WHAT TO WORK ON: Leave out the pictures and repeat the data exactly.

----------------------------------------

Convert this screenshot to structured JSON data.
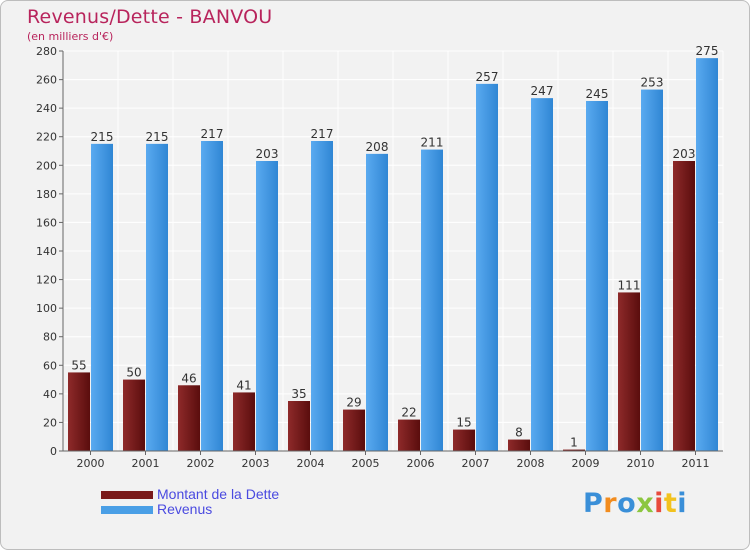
{
  "title": "Revenus/Dette - BANVOU",
  "subtitle": "(en milliers d'€)",
  "logo": {
    "text": "Proxiti",
    "letter_colors": [
      "#3a8fd8",
      "#f28c1e",
      "#3a8fd8",
      "#8cc63f",
      "#e84a3c",
      "#f2c21e",
      "#3a8fd8"
    ]
  },
  "colors": {
    "dette": "#7a1a1a",
    "revenus": "#4a9fe6",
    "axis_text": "#333333",
    "grid": "#ffffff",
    "background": "#f2f2f2"
  },
  "chart_data": {
    "type": "bar",
    "title": "Revenus/Dette - BANVOU",
    "subtitle": "(en milliers d'€)",
    "categories": [
      "2000",
      "2001",
      "2002",
      "2003",
      "2004",
      "2005",
      "2006",
      "2007",
      "2008",
      "2009",
      "2010",
      "2011"
    ],
    "series": [
      {
        "name": "Montant de la Dette",
        "values": [
          55,
          50,
          46,
          41,
          35,
          29,
          22,
          15,
          8,
          1,
          111,
          203
        ]
      },
      {
        "name": "Revenus",
        "values": [
          215,
          215,
          217,
          203,
          217,
          208,
          211,
          257,
          247,
          245,
          253,
          275
        ]
      }
    ],
    "ylim": [
      0,
      280
    ],
    "yticks": [
      0,
      20,
      40,
      60,
      80,
      100,
      120,
      140,
      160,
      180,
      200,
      220,
      240,
      260,
      280
    ],
    "grid": true,
    "legend_position": "bottom-left"
  }
}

----------------------------------------

FULL SOLUTION:
Convert this screenshot to structured JSON data.
{
  "title": "Revenus/Dette - BANVOU",
  "subtitle": "(en milliers d'€)",
  "logo": {
    "text": "Proxiti",
    "letter_colors": [
      "#3a8fd8",
      "#f28c1e",
      "#3a8fd8",
      "#8cc63f",
      "#e84a3c",
      "#f2c21e",
      "#3a8fd8"
    ]
  },
  "colors": {
    "dette": "#7a1a1a",
    "revenus": "#4a9fe6",
    "axis_text": "#333333",
    "grid": "#ffffff",
    "background": "#f2f2f2"
  },
  "chart_data": {
    "type": "bar",
    "title": "Revenus/Dette - BANVOU",
    "subtitle": "(en milliers d'€)",
    "categories": [
      "2000",
      "2001",
      "2002",
      "2003",
      "2004",
      "2005",
      "2006",
      "2007",
      "2008",
      "2009",
      "2010",
      "2011"
    ],
    "series": [
      {
        "name": "Montant de la Dette",
        "values": [
          55,
          50,
          46,
          41,
          35,
          29,
          22,
          15,
          8,
          1,
          111,
          203
        ]
      },
      {
        "name": "Revenus",
        "values": [
          215,
          215,
          217,
          203,
          217,
          208,
          211,
          257,
          247,
          245,
          253,
          275
        ]
      }
    ],
    "ylim": [
      0,
      280
    ],
    "yticks": [
      0,
      20,
      40,
      60,
      80,
      100,
      120,
      140,
      160,
      180,
      200,
      220,
      240,
      260,
      280
    ],
    "grid": true,
    "legend_position": "bottom-left"
  }
}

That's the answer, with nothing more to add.